▸ Listed records:
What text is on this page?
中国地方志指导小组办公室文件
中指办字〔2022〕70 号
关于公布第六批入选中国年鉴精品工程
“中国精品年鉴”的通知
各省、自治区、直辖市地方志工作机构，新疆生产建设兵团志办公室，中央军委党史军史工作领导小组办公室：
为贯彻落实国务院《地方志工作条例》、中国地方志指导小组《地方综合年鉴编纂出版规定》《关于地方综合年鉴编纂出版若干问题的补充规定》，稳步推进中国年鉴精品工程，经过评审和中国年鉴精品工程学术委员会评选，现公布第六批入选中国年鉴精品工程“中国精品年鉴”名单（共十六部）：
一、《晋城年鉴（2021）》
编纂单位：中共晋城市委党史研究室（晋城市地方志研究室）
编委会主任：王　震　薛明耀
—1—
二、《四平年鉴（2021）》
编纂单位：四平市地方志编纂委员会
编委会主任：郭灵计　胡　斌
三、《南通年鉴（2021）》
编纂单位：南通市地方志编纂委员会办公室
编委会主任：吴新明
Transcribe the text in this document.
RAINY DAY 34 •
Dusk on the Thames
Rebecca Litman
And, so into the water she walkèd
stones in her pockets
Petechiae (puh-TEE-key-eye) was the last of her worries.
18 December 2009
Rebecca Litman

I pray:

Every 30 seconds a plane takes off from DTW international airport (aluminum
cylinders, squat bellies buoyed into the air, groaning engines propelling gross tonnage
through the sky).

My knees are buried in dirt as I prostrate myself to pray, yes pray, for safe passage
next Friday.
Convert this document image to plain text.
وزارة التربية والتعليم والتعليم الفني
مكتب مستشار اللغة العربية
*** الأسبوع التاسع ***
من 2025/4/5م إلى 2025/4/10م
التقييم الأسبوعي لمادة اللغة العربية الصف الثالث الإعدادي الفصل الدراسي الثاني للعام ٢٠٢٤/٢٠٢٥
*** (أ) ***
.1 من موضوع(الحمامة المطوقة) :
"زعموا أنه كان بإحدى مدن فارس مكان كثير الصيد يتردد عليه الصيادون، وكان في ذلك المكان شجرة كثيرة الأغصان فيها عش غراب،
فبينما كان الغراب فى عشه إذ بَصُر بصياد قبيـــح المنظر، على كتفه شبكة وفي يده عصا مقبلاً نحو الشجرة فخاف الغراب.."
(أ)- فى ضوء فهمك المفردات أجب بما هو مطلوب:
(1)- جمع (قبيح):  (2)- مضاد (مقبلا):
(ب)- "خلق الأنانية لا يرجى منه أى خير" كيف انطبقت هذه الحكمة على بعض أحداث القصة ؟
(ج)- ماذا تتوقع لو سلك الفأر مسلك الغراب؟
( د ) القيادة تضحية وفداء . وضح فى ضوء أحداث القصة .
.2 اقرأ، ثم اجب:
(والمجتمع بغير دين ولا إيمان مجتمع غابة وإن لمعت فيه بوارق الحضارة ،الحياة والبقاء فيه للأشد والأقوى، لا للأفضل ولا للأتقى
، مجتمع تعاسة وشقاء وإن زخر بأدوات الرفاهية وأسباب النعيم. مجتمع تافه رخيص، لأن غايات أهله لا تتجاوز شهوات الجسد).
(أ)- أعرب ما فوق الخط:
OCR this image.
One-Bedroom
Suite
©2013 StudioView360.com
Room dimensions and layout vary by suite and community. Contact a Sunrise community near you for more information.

▸ Exercise aim:
Write every record out again, unaltered.

▸ Output for this task:
What text is on this page?
中国地方志指导小组办公室文件
中指办字〔2022〕70 号
关于公布第六批入选中国年鉴精品工程
“中国精品年鉴”的通知
各省、自治区、直辖市地方志工作机构，新疆生产建设兵团志办公室，中央军委党史军史工作领导小组办公室：
为贯彻落实国务院《地方志工作条例》、中国地方志指导小组《地方综合年鉴编纂出版规定》《关于地方综合年鉴编纂出版若干问题的补充规定》，稳步推进中国年鉴精品工程，经过评审和中国年鉴精品工程学术委员会评选，现公布第六批入选中国年鉴精品工程“中国精品年鉴”名单（共十六部）：
一、《晋城年鉴（2021）》
编纂单位：中共晋城市委党史研究室（晋城市地方志研究室）
编委会主任：王　震　薛明耀
—1—
二、《四平年鉴（2021）》
编纂单位：四平市地方志编纂委员会
编委会主任：郭灵计　胡　斌
三、《南通年鉴（2021）》
编纂单位：南通市地方志编纂委员会办公室
编委会主任：吴新明
Transcribe the text in this document.
RAINY DAY 34 •
Dusk on the Thames
Rebecca Litman
And, so into the water she walkèd
stones in her pockets
Petechiae (puh-TEE-key-eye) was the last of her worries.
18 December 2009
Rebecca Litman

I pray:

Every 30 seconds a plane takes off from DTW international airport (aluminum
cylinders, squat bellies buoyed into the air, groaning engines propelling gross tonnage
through the sky).

My knees are buried in dirt as I prostrate myself to pray, yes pray, for safe passage
next Friday.
Convert this document image to plain text.
وزارة التربية والتعليم والتعليم الفني
مكتب مستشار اللغة العربية
*** الأسبوع التاسع ***
من 2025/4/5م إلى 2025/4/10م
التقييم الأسبوعي لمادة اللغة العربية الصف الثالث الإعدادي الفصل الدراسي الثاني للعام ٢٠٢٤/٢٠٢٥
*** (أ) ***
.1 من موضوع(الحمامة المطوقة) :
"زعموا أنه كان بإحدى مدن فارس مكان كثير الصيد يتردد عليه الصيادون، وكان في ذلك المكان شجرة كثيرة الأغصان فيها عش غراب،
فبينما كان الغراب فى عشه إذ بَصُر بصياد قبيـــح المنظر، على كتفه شبكة وفي يده عصا مقبلاً نحو الشجرة فخاف الغراب.."
(أ)- فى ضوء فهمك المفردات أجب بما هو مطلوب:
(1)- جمع (قبيح):  (2)- مضاد (مقبلا):
(ب)- "خلق الأنانية لا يرجى منه أى خير" كيف انطبقت هذه الحكمة على بعض أحداث القصة ؟
(ج)- ماذا تتوقع لو سلك الفأر مسلك الغراب؟
( د ) القيادة تضحية وفداء . وضح فى ضوء أحداث القصة .
.2 اقرأ، ثم اجب:
(والمجتمع بغير دين ولا إيمان مجتمع غابة وإن لمعت فيه بوارق الحضارة ،الحياة والبقاء فيه للأشد والأقوى، لا للأفضل ولا للأتقى
، مجتمع تعاسة وشقاء وإن زخر بأدوات الرفاهية وأسباب النعيم. مجتمع تافه رخيص، لأن غايات أهله لا تتجاوز شهوات الجسد).
(أ)- أعرب ما فوق الخط:
OCR this image.
One-Bedroom
Suite
©2013 StudioView360.com
Room dimensions and layout vary by suite and community. Contact a Sunrise community near you for more information.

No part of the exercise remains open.